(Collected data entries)
__________________________________________________

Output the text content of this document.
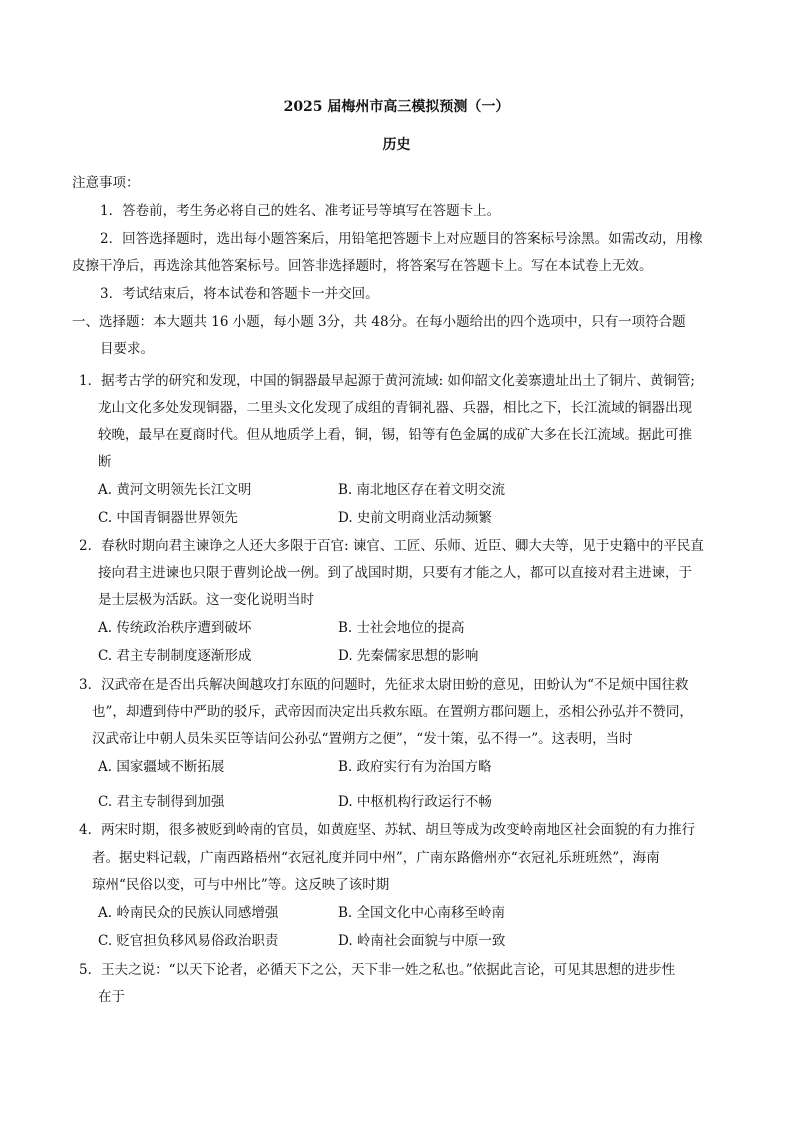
2025 届梅州市高三模拟预测（一）
历史
注意事项：
1．答卷前，考生务必将自己的姓名、准考证号等填写在答题卡上。
2．回答选择题时，选出每小题答案后，用铅笔把答题卡上对应题目的答案标号涂黑。如需改动，用橡
皮擦干净后，再选涂其他答案标号。回答非选择题时，将答案写在答题卡上。写在本试卷上无效。
3．考试结束后，将本试卷和答题卡一并交回。
一、选择题：本大题共 16 小题，每小题 3分，共 48分。在每小题给出的四个选项中，只有一项符合题
目要求。
1．据考古学的研究和发现，中国的铜器最早起源于黄河流域: 如仰韶文化姜寨遗址出土了铜片、黄铜管;
龙山文化多处发现铜器，二里头文化发现了成组的青铜礼器、兵器，相比之下，长江流域的铜器出现
较晚，最早在夏商时代。但从地质学上看，铜，锡，铅等有色金属的成矿大多在长江流域。据此可推
断
A. 黄河文明领先长江文明	B. 南北地区存在着文明交流
C. 中国青铜器世界领先	D. 史前文明商业活动频繁
2．春秋时期向君主谏诤之人还大多限于百官: 谏官、工匠、乐师、近臣、卿大夫等，见于史籍中的平民直
接向君主进谏也只限于曹刿论战一例。到了战国时期，只要有才能之人，都可以直接对君主进谏，于
是士层极为活跃。这一变化说明当时
A. 传统政治秩序遭到破坏	B. 士社会地位的提高
C. 君主专制制度逐渐形成	D. 先秦儒家思想的影响
3．汉武帝在是否出兵解决闽越攻打东瓯的问题时，先征求太尉田蚡的意见，田蚡认为“不足烦中国往救
也”，却遭到侍中严助的驳斥，武帝因而决定出兵救东瓯。在置朔方郡问题上，丞相公孙弘并不赞同，
汉武帝让中朝人员朱买臣等诘问公孙弘“置朔方之便”，“发十策，弘不得一”。这表明，当时
A. 国家疆域不断拓展	B. 政府实行有为治国方略
C. 君主专制得到加强	D. 中枢机构行政运行不畅
4．两宋时期，很多被贬到岭南的官员，如黄庭坚、苏轼、胡旦等成为改变岭南地区社会面貌的有力推行
者。据史料记载，广南西路梧州“衣冠礼度并同中州”，广南东路儋州亦“衣冠礼乐班班然”，海南
琼州“民俗以变，可与中州比”等。这反映了该时期
A. 岭南民众的民族认同感增强	B. 全国文化中心南移至岭南
C. 贬官担负移风易俗政治职责	D. 岭南社会面貌与中原一致
5．王夫之说：“以天下论者，必循天下之公，天下非一姓之私也。”依据此言论，可见其思想的进步性
在于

__________________________________________________

DIRECTIVE: Copy each line exactly, and leave the pictures out of your copy.

SOLUTION FOR THIS PROBLEM:
Output the text content of this document.
2025 届梅州市高三模拟预测（一）
历史
注意事项：
1．答卷前，考生务必将自己的姓名、准考证号等填写在答题卡上。
2．回答选择题时，选出每小题答案后，用铅笔把答题卡上对应题目的答案标号涂黑。如需改动，用橡
皮擦干净后，再选涂其他答案标号。回答非选择题时，将答案写在答题卡上。写在本试卷上无效。
3．考试结束后，将本试卷和答题卡一并交回。
一、选择题：本大题共 16 小题，每小题 3分，共 48分。在每小题给出的四个选项中，只有一项符合题
目要求。
1．据考古学的研究和发现，中国的铜器最早起源于黄河流域: 如仰韶文化姜寨遗址出土了铜片、黄铜管;
龙山文化多处发现铜器，二里头文化发现了成组的青铜礼器、兵器，相比之下，长江流域的铜器出现
较晚，最早在夏商时代。但从地质学上看，铜，锡，铅等有色金属的成矿大多在长江流域。据此可推
断
A. 黄河文明领先长江文明	B. 南北地区存在着文明交流
C. 中国青铜器世界领先	D. 史前文明商业活动频繁
2．春秋时期向君主谏诤之人还大多限于百官: 谏官、工匠、乐师、近臣、卿大夫等，见于史籍中的平民直
接向君主进谏也只限于曹刿论战一例。到了战国时期，只要有才能之人，都可以直接对君主进谏，于
是士层极为活跃。这一变化说明当时
A. 传统政治秩序遭到破坏	B. 士社会地位的提高
C. 君主专制制度逐渐形成	D. 先秦儒家思想的影响
3．汉武帝在是否出兵解决闽越攻打东瓯的问题时，先征求太尉田蚡的意见，田蚡认为“不足烦中国往救
也”，却遭到侍中严助的驳斥，武帝因而决定出兵救东瓯。在置朔方郡问题上，丞相公孙弘并不赞同，
汉武帝让中朝人员朱买臣等诘问公孙弘“置朔方之便”，“发十策，弘不得一”。这表明，当时
A. 国家疆域不断拓展	B. 政府实行有为治国方略
C. 君主专制得到加强	D. 中枢机构行政运行不畅
4．两宋时期，很多被贬到岭南的官员，如黄庭坚、苏轼、胡旦等成为改变岭南地区社会面貌的有力推行
者。据史料记载，广南西路梧州“衣冠礼度并同中州”，广南东路儋州亦“衣冠礼乐班班然”，海南
琼州“民俗以变，可与中州比”等。这反映了该时期
A. 岭南民众的民族认同感增强	B. 全国文化中心南移至岭南
C. 贬官担负移风易俗政治职责	D. 岭南社会面貌与中原一致
5．王夫之说：“以天下论者，必循天下之公，天下非一姓之私也。”依据此言论，可见其思想的进步性
在于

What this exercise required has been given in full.